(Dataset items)
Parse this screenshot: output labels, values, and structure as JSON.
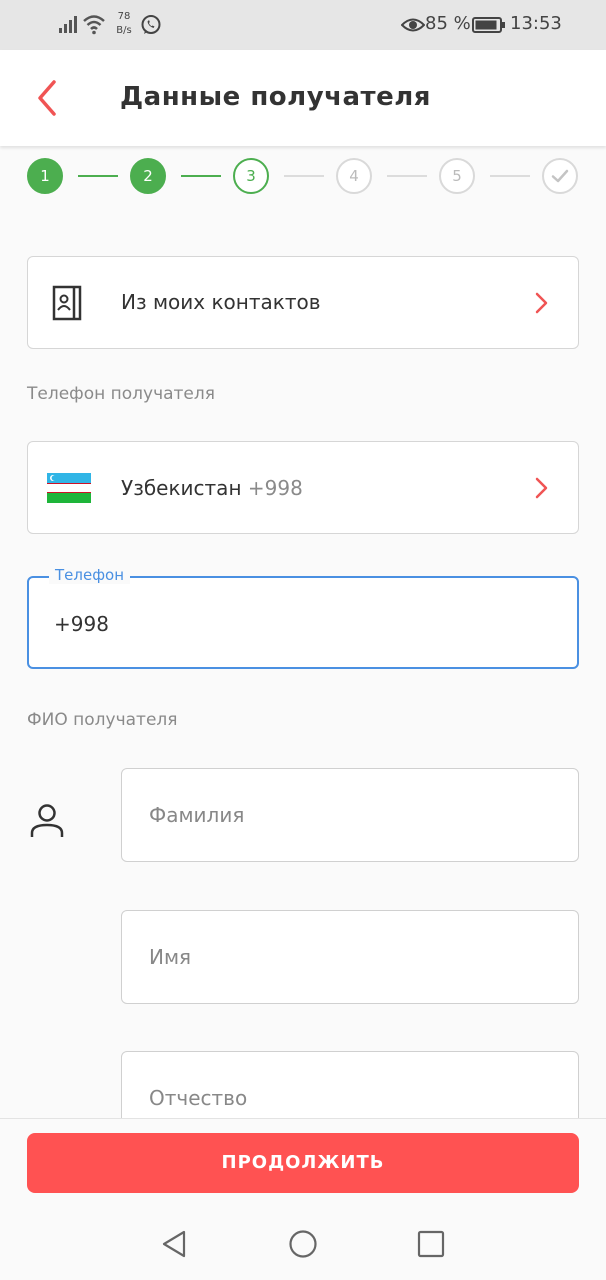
{
  "status_bar": {
    "speed_value": "78",
    "speed_unit": "B/s",
    "battery": "85 %",
    "time": "13:53",
    "icons": [
      "signal-icon",
      "wifi-icon",
      "whatsapp-icon",
      "eye-icon",
      "battery-icon"
    ]
  },
  "header": {
    "title": "Данные получателя",
    "back_icon": "chevron-left-icon"
  },
  "stepper": {
    "steps": [
      {
        "label": "1",
        "state": "done"
      },
      {
        "label": "2",
        "state": "done"
      },
      {
        "label": "3",
        "state": "current"
      },
      {
        "label": "4",
        "state": "pending"
      },
      {
        "label": "5",
        "state": "pending"
      },
      {
        "label": "",
        "state": "pending",
        "icon": "check-icon"
      }
    ]
  },
  "contacts": {
    "label": "Из моих контактов",
    "icon": "contact-book-icon"
  },
  "phone_section": {
    "label": "Телефон получателя",
    "country": "Узбекистан",
    "dial_code": "+998",
    "flag_icon": "uzbekistan-flag-icon",
    "field_legend": "Телефон",
    "field_value": "+998"
  },
  "name_section": {
    "label": "ФИО получателя",
    "icon": "person-icon",
    "last_name_placeholder": "Фамилия",
    "first_name_placeholder": "Имя",
    "middle_name_placeholder": "Отчество"
  },
  "footer": {
    "continue_label": "ПРОДОЛЖИТЬ"
  },
  "colors": {
    "accent_red": "#ff5252",
    "step_green": "#4cae4f",
    "focus_blue": "#4a90e2"
  }
}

▶ **What to produce**
Go through the listing above and return every line where the word "получателя" occurs.

▶ **Answer to the task**
    "title": "Данные получателя",
    "label": "Телефон получателя",
    "label": "ФИО получателя",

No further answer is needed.